**Data provided**
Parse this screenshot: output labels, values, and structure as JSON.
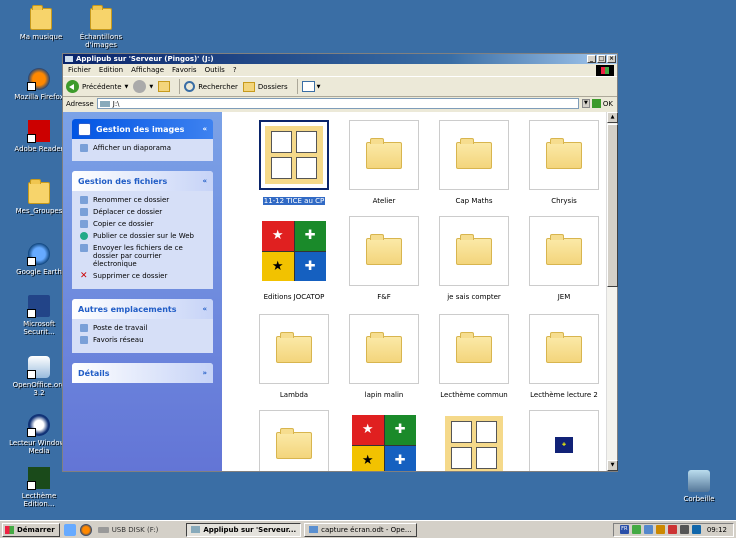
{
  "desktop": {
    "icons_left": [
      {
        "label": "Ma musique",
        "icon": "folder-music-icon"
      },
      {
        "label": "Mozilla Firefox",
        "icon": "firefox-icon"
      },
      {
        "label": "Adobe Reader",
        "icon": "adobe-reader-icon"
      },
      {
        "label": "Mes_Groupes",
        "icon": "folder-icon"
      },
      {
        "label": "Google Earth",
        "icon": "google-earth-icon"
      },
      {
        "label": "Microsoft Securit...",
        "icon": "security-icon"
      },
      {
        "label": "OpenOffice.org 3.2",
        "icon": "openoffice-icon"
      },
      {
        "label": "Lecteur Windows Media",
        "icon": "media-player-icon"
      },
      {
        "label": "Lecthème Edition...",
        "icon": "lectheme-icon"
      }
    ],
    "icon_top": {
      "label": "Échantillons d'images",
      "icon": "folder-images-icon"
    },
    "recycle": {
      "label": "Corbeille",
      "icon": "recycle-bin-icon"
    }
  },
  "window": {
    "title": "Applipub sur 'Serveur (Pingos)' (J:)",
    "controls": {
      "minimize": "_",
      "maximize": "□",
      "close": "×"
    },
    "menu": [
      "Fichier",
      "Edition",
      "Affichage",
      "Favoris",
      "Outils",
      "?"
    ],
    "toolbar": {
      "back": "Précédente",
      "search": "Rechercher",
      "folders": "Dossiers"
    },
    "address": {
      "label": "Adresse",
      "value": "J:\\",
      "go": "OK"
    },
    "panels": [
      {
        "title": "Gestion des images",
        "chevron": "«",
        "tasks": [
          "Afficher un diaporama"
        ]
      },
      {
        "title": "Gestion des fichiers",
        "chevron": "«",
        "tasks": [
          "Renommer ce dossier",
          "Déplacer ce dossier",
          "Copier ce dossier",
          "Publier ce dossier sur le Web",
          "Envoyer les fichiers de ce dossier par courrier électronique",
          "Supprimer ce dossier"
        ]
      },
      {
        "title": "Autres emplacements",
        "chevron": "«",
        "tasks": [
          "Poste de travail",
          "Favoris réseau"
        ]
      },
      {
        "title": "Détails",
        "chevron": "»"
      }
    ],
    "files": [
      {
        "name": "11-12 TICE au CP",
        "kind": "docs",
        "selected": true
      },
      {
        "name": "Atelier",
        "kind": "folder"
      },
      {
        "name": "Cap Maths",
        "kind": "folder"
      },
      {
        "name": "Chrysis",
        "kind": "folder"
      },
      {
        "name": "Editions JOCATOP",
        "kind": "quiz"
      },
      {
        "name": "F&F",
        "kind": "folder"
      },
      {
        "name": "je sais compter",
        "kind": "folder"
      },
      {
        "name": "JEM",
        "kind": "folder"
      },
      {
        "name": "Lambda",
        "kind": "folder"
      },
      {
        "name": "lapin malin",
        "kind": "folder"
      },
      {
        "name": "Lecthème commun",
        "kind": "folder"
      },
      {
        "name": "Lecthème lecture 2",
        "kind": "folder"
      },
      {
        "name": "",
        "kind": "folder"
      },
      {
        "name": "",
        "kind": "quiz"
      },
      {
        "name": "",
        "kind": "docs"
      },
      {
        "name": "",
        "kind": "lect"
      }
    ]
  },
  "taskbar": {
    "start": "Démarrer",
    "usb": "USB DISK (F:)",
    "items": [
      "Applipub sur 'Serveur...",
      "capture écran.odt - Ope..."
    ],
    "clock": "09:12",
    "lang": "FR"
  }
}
==
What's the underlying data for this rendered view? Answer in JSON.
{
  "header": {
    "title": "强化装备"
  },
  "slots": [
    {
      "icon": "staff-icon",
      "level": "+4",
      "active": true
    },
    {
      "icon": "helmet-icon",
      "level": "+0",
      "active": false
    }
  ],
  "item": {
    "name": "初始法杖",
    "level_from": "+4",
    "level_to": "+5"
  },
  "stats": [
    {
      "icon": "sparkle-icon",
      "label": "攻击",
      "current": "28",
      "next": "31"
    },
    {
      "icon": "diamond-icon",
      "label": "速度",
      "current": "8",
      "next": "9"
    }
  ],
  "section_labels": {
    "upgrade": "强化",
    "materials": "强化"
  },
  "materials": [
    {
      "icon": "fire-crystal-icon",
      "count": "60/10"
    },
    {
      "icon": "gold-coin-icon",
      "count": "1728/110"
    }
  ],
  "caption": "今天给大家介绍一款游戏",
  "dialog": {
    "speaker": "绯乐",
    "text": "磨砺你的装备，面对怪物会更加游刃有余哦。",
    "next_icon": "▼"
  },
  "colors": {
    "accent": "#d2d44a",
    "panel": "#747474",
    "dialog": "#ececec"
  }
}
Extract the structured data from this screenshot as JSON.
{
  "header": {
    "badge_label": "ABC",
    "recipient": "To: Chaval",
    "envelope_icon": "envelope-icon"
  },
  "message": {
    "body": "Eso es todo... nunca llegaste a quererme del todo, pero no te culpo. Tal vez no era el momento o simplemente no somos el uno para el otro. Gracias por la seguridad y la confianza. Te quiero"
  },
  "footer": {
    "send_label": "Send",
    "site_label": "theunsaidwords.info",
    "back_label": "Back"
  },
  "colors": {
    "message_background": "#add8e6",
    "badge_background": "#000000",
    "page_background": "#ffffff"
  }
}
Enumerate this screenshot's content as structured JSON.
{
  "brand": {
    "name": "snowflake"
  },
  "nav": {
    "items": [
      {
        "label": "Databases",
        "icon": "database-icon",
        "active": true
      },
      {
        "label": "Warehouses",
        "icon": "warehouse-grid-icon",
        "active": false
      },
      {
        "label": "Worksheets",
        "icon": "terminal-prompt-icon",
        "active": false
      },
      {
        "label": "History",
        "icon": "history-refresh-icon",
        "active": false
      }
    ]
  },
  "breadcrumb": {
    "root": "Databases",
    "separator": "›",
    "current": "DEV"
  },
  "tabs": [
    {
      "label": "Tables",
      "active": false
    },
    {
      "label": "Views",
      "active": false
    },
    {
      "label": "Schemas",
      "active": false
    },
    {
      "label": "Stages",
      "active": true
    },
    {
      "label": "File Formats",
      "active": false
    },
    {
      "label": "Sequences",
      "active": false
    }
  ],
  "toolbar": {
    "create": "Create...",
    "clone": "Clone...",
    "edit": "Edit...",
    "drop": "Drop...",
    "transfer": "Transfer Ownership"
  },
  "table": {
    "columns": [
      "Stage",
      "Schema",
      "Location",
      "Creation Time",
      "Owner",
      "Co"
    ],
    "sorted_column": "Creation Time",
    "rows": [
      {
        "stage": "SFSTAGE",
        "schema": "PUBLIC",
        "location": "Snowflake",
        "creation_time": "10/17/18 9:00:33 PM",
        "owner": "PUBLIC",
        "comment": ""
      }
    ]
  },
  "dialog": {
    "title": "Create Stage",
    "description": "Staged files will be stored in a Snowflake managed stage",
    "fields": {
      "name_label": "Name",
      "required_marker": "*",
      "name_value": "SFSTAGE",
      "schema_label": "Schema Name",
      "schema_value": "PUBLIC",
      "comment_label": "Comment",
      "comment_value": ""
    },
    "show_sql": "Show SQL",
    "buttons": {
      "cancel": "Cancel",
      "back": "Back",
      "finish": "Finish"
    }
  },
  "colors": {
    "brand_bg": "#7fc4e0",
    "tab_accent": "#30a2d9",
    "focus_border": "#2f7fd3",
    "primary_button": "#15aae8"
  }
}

**What this task involves**
Only a number is wanted: how many lines of the material include the word "structured".

**Final result**
2